● SET EXERCISE
Go through the entries below and copy each line containing the word "下列说法正确的是".

● INPUT DATA
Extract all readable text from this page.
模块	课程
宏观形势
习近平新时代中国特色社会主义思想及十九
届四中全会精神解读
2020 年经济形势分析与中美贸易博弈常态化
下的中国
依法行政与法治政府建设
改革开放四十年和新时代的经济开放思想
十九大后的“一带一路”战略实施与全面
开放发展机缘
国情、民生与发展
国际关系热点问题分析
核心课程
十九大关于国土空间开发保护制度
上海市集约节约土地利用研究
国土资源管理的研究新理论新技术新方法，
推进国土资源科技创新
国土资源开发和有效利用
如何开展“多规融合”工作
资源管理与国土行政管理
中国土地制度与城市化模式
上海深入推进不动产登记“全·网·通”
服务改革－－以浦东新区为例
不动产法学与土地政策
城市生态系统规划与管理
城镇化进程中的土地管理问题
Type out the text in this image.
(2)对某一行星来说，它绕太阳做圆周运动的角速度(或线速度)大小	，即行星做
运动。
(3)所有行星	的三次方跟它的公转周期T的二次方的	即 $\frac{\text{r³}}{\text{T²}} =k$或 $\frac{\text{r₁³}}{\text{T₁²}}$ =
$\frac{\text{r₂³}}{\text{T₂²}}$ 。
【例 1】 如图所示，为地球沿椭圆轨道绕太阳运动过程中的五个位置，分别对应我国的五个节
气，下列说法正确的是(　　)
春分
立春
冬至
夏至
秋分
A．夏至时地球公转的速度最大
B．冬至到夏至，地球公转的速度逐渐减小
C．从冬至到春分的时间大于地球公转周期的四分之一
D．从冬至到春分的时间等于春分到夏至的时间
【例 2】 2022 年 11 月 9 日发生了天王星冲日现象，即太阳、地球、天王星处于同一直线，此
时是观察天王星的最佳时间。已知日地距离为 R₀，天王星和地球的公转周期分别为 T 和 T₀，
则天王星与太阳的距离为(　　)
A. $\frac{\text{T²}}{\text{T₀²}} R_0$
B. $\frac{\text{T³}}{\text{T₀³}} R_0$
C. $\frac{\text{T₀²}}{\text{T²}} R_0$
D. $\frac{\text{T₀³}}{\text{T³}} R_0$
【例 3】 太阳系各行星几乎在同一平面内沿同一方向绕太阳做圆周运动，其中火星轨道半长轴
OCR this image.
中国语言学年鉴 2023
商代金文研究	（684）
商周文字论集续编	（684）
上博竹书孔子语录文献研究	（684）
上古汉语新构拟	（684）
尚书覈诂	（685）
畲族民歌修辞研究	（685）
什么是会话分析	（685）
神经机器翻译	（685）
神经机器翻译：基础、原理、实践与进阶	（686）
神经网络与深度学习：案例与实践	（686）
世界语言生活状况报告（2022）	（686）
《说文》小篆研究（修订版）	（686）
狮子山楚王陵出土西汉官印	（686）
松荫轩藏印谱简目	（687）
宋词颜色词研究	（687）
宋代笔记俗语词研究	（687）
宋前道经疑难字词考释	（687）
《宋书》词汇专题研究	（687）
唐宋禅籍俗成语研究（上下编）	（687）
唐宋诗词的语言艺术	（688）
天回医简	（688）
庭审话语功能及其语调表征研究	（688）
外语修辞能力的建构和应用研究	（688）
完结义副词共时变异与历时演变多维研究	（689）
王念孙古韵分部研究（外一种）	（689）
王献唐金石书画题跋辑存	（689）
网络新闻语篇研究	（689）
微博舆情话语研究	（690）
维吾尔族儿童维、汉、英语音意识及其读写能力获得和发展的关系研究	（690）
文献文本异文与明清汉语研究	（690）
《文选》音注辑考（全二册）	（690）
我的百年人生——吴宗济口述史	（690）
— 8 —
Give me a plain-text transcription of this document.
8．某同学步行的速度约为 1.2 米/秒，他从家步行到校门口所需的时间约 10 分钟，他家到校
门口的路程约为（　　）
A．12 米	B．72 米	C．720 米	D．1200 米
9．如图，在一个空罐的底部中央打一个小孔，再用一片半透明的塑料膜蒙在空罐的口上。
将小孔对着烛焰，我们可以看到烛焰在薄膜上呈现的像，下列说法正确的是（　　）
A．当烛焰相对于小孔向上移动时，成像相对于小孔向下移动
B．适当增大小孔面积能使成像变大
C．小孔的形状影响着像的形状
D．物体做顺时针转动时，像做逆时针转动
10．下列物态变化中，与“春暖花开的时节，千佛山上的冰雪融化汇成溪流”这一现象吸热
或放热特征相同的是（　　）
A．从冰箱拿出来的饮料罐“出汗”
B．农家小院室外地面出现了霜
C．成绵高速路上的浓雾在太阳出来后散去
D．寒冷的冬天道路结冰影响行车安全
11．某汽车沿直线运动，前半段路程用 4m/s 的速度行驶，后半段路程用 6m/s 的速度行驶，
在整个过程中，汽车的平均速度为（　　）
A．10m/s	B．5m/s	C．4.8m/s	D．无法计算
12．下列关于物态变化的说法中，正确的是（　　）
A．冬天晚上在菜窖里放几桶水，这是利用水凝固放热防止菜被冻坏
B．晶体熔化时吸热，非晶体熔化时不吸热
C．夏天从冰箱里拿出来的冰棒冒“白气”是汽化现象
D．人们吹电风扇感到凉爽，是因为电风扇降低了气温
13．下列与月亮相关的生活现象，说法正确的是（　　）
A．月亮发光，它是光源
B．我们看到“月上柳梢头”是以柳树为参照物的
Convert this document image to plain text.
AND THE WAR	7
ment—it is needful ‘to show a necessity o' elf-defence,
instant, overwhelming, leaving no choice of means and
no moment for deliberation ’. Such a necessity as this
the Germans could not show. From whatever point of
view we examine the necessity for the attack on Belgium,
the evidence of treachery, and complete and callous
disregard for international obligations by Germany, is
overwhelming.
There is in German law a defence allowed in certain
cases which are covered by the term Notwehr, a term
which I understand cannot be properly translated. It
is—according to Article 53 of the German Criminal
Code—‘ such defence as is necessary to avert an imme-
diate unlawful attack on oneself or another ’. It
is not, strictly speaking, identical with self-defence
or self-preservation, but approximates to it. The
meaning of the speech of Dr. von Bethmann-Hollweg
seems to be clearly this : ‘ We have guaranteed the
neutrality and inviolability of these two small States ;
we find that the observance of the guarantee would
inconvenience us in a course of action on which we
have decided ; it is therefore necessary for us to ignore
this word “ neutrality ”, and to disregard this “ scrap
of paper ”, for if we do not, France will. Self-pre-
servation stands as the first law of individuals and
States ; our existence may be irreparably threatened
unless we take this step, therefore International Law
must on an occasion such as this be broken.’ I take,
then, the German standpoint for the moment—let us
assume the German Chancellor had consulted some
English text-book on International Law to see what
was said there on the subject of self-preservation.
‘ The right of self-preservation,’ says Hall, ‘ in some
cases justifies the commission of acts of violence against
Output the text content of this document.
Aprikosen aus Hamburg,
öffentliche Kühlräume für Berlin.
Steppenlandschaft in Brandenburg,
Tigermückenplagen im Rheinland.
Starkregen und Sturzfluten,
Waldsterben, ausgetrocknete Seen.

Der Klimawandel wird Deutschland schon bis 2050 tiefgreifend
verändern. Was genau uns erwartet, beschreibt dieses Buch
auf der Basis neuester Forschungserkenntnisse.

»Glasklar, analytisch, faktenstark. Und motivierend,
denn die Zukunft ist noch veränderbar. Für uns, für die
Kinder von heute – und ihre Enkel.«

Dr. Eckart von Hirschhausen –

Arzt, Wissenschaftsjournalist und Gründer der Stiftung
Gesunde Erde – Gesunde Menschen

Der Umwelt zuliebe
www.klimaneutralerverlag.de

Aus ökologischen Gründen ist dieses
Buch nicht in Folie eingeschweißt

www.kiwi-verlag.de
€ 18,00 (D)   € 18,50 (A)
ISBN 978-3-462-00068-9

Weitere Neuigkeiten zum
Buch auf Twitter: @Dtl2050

● COMPLETED TASK
气，下列说法正确的是(　　)
将小孔对着烛焰，我们可以看到烛焰在薄膜上呈现的像，下列说法正确的是（　　）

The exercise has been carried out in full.